Exercise requirements:
Report how many lines contain "вершины". The answer is a single number.
>> START Supplied entries
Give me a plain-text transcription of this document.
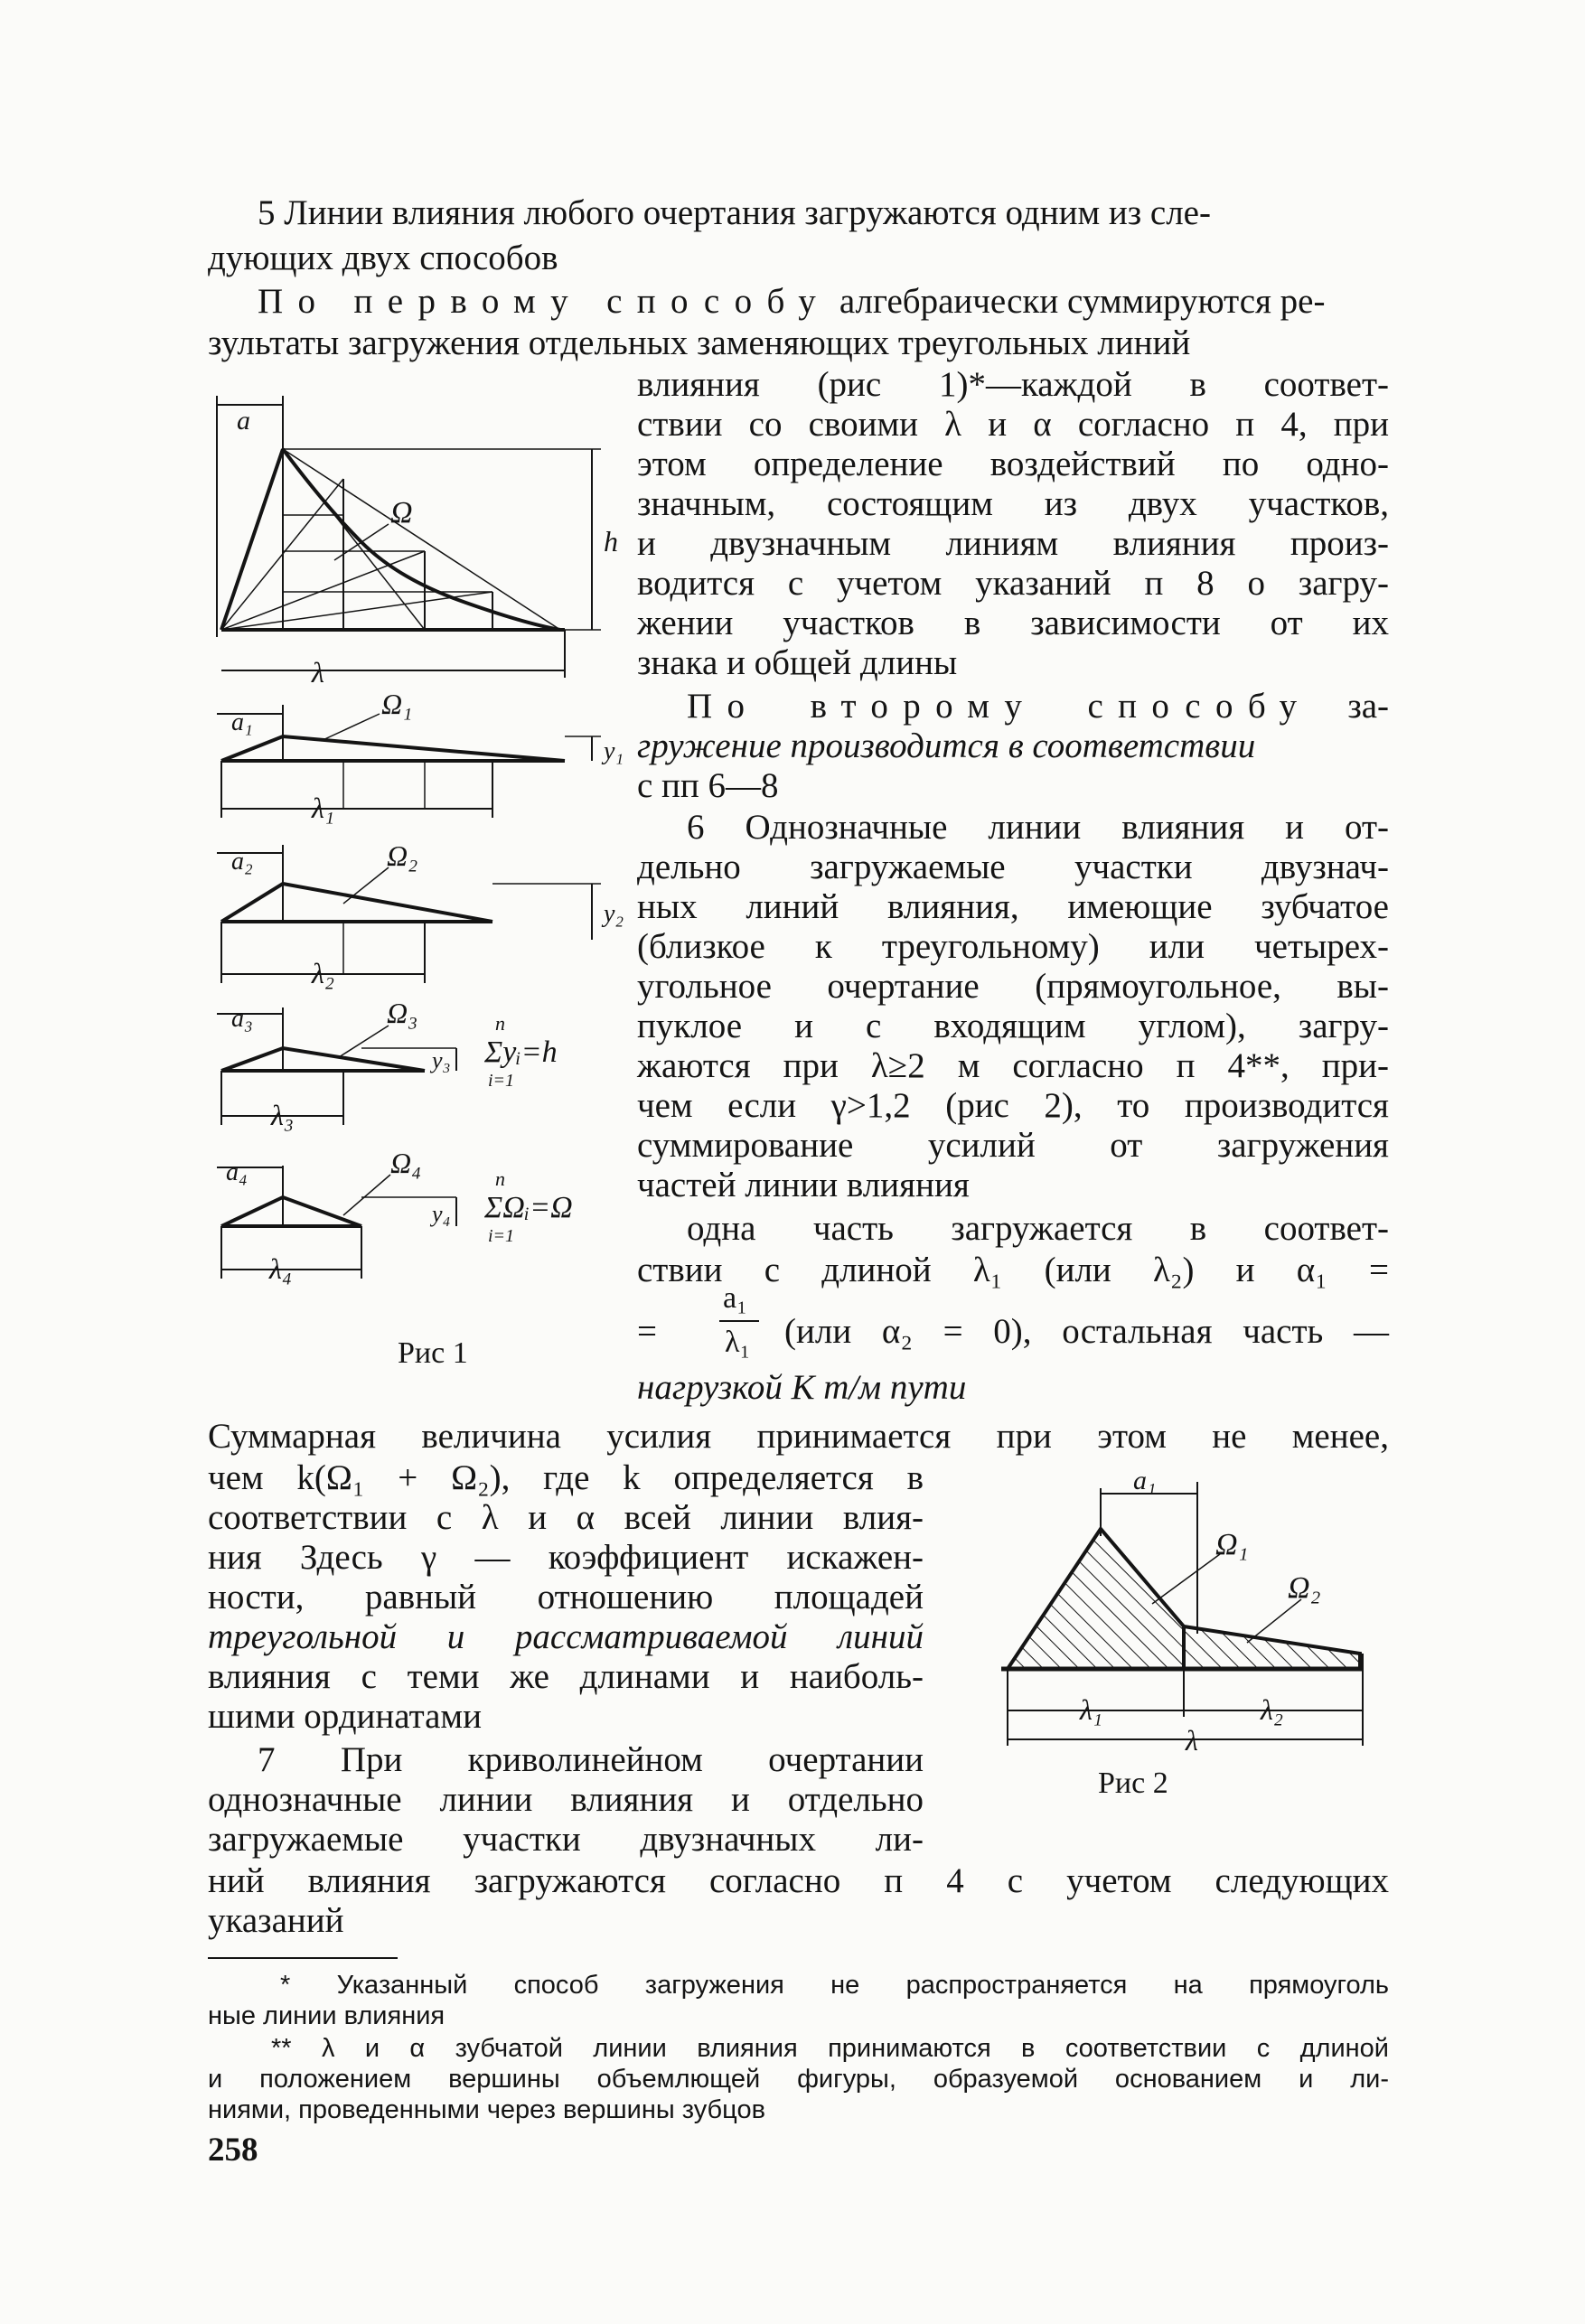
5 Линии влияния любого очертания загружаются одним из сле-
дующих двух способов
По первому способу алгебраически суммируются ре-
зультаты загружения отдельных заменяющих треугольных линий
влияния (рис 1)*—каждой в соответ-
ствии со своими λ и α согласно п 4, при
этом определение воздействий по одно-
значным, состоящим из двух участков,
и двузначным линиям влияния произ-
водится с учетом указаний п 8 о загру-
жении участков в зависимости от их
знака и общей длины
По второму способу за-
гружение производится в соответствии
с пп 6—8
6 Однозначные линии влияния и от-
дельно загружаемые участки двузнач-
ных линий влияния, имеющие зубчатое
(близкое к треугольному) или четырех-
угольное очертание (прямоугольное, вы-
пуклое и с входящим углом), загру-
жаются при λ≥2 м согласно п 4**, при-
чем если γ>1,2 (рис 2), то производится
суммирование усилий от загружения
частей линии влияния
одна часть загружается в соответ-
ствии с длиной λ₁ (или λ₂) и α₁ =
=
a₁
λ₁ (или α₂ = 0), остальная часть —
нагрузкой К т/м пути
Суммарная величина усилия принимается при этом не менее,
чем k(Ω₁ + Ω₂), где k определяется в
соответствии с λ и α всей линии влия-
ния Здесь γ — коэффициент искажен-
ности, равный отношению площадей
треугольной и рассматриваемой линий
влияния с теми же длинами и наиболь-
шими ординатами
7 При криволинейном очертании
однозначные линии влияния и отдельно
загружаемые участки двузначных ли-
ний влияния загружаются согласно п 4 с учетом следующих
указаний
* Указанный способ загружения не распространяется на прямоуголь
ные линии влияния
** λ и α зубчатой линии влияния принимаются в соответствии с длиной
и положением вершины объемлющей фигуры, образуемой основанием и ли-
ниями, проведенными через вершины зубцов
258
a
Ω
h
λ
a₁
Ω₁
y₁
λ₁
a₂	Ω₂
y₂
λ₂
a₃	Ω₃
y₃
λ₃
a₄	Ω₄
y₄
λ₄
n
Σyᵢ=h
i=1
n
ΣΩᵢ=Ω
i=1
Рис 1
a₁
Ω₁
Ω₂
λ₁	λ₂
λ
Рис 2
>> END Supplied entries
Answer to the task:
2